Text section:
Personal information
- Born: 25 September 1951 Târgu Mureș, Romania
- Died: 12 May 2005 (aged 53)
- Height: 183 cm (6 ft 0 in)
- Weight: 114 kg (251 lb)

Sport
- Sport: Freestyle wrestling
- Club: Mures

Medal record
Representing Romania
Olympic Games
| Bronze medal – third place | 1976 Montreal | +100 kg |
World Championships
| Gold medal – first place | 1974 Istanbul | +100 kg |
| Bronze medal – third place | 1973 Tehran | +100 kg |
European Championships
| Gold medal – first place | 1976 Leningrad | +100 kg |
| Silver medal – second place | 1974 Madrid | +100 kg |
| Bronze medal – third place | 1975 Ludwigshafen | +100 kg |
Summer Universiade
| Silver medal – second place | 1973 Moscow | +100 kg |
| Bronze medal – third place | 1977 Sofia | +100 kg |

= Ladislau Șimon =

Romanian freestyle wrestler

Ladislau Simon (Hungarian: Simon László, 25 September 1951 – 12 May 2005) was a super-heavyweight freestyle wrestler from Romania. He won a bronze medal at the 1976 Olympics, as well as the world title in 1974 and European title in 1976. After retiring from competitions he worked as a national wrestling coach.

Extracted records:
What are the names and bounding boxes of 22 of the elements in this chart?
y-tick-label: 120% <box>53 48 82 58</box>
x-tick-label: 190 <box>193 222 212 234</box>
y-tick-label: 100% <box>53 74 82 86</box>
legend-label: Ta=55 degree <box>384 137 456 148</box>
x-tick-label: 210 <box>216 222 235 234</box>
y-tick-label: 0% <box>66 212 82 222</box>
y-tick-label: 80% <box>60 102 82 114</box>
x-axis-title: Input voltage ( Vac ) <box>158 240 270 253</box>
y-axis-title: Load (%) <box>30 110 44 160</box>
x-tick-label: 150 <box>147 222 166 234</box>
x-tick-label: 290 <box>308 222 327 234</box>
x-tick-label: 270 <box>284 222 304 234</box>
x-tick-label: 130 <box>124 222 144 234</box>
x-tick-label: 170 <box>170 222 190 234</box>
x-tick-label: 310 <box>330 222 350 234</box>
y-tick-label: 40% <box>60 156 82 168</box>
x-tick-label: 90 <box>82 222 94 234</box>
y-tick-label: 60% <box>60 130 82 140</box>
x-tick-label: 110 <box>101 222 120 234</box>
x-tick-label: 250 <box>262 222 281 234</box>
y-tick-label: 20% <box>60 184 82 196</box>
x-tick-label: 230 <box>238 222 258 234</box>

What you will do:
(1) In which city did Șimon win his Olympic bronze medal, according to the profile of Ladislau Șimon?
(2) Say whether each statement agrees with the profile of Ladislau Șimon, answering yes or no and quoting the deciding words: (a) Șimon won the world title in 1974. (b) Șimon was born in Târgu Mureș. (c) After retiring from competitions, Șimon worked as a referee.
(3) Repeat the part of the profile of Ladislau Șimon that opens with the words containing "Ladislau Simon (Hungarian: Simon" and closes with "national wrestling coach.".

Answers to each task:
(1) Montreal, in 1976.

(2)
(a) Yes: "the world title in 1974"
(b) Yes: "Born: 25 September 1951 Târgu Mureș, Romania"
(c) No: "he worked as a national wrestling coach"

(3)
Ladislau Simon (Hungarian: Simon László, 25 September 1951 – 12 May 2005) was a super-heavyweight freestyle wrestler from Romania. He won a bronze medal at the 1976 Olympics, as well as the world title in 1974 and European title in 1976. After retiring from competitions he worked as a national wrestling coach.